* PASAJE DE ORIGEN:
Hace años, cuando vivía en Estrasburgo, solíamos escaparnos hasta Friburgo, muy cerquita de Suiza. Era un placer pasear sus calles y tomar algo en la plaza, al pie de su espectacular catedral. Una catedral gótica de una sola torre campanario que, aparte de su valor histórico y artístico, es profundamente amada por los habitantes de la ciudad. Forma parte de su esencia; sólo se le acerca, como institución, la Universidad, que acogiera al fabuloso pensador Max Weber.

Dicen los de allí que cuando, al final de la Segunda Guerra Mundial, los aliados decidieron arrasar, es decir, dejar al ras, las ciudades alemanas mediante bombardeos de área combinados con los incendiarios -los nazis perdonaron a Roma y París- le llegó el turno a Friburgo, con preaviso, como ahora hacen los israelitas en Beirut, la gente se subió a las colinas para librarse de las bombas, y desde allí contemplaron como todo desaparecía bajo el infierno aéreo. Todo no, la catedral quedó intacta. Un milagro.

* ENTRADAS REGISTRADAS:
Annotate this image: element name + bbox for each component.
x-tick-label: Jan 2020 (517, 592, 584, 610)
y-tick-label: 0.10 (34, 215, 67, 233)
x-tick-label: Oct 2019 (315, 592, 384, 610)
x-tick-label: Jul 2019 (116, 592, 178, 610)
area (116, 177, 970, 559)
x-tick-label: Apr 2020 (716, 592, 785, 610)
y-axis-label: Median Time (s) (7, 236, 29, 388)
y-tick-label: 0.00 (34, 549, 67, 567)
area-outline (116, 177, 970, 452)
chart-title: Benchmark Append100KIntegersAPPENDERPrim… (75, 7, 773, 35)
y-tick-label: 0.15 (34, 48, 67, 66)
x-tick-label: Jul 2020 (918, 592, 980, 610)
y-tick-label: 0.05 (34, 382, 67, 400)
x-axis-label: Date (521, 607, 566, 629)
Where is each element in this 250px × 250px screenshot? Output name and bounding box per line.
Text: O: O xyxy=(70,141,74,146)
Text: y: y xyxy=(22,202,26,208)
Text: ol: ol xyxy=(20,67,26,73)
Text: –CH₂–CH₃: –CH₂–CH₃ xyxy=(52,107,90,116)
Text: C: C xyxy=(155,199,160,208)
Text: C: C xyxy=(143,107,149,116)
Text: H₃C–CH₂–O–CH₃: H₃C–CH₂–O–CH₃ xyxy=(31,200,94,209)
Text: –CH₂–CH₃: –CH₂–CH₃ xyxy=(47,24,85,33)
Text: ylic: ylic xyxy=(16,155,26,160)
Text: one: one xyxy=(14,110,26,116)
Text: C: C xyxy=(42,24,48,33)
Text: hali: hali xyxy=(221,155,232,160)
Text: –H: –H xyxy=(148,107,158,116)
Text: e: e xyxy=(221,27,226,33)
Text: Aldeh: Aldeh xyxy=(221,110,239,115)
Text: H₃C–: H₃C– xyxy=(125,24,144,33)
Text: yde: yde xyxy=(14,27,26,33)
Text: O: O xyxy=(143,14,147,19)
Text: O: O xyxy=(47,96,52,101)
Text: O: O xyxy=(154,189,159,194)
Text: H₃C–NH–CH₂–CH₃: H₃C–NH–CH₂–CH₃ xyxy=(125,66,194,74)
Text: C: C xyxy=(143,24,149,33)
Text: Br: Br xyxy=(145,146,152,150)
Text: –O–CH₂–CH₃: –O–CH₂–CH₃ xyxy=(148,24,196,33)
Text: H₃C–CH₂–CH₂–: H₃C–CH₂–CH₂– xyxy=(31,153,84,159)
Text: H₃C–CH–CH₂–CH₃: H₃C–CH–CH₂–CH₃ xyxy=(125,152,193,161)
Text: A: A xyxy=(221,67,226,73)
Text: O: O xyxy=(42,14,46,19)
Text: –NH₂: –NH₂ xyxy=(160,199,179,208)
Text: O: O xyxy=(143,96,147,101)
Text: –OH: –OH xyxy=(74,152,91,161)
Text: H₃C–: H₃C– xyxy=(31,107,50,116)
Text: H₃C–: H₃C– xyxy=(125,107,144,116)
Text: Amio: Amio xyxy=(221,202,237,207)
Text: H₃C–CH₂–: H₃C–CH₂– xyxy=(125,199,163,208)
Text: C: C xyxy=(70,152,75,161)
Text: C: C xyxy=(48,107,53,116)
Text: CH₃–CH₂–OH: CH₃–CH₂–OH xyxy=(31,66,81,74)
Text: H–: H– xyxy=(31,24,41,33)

* ACCIONES REQUERIDAS:
1 - Indica si cada afirmación concuerda con el texto sobre Friburgo. Responde sí o no y cita literalmente las palabras del texto que lo deciden: (a) La catedral de Friburgo tiene una sola torre campanario. (b) La catedral quedó destruida en los bombardeos. (c) Friburgo está muy cerca de Suiza.
2 - Copia el pasaje del texto sobre Friburgo que empieza en las palabras "Dicen los de" y termina después de "intacta. Un milagro.", cambiando "colinas" por "montañas".

* RESULTADOS POR TAREA:
1 -
(a) Sí: "Una catedral gótica de una sola torre campanario".
(b) No: "Todo no, la catedral quedó intacta."
(c) Sí: "muy cerquita de Suiza".

2 -
Dicen los de allí que cuando, al final de la Segunda Guerra Mundial, los aliados decidieron arrasar, es decir, dejar al ras, las ciudades alemanas mediante bombardeos de área combinados con los incendiarios -los nazis perdonaron a Roma y París- le llegó el turno a Friburgo, con preaviso, como ahora hacen los israelitas en Beirut, la gente se subió a las montañas para librarse de las bombas, y desde allí contemplaron como todo desaparecía bajo el infierno aéreo. Todo no, la catedral quedó intacta. Un milagro.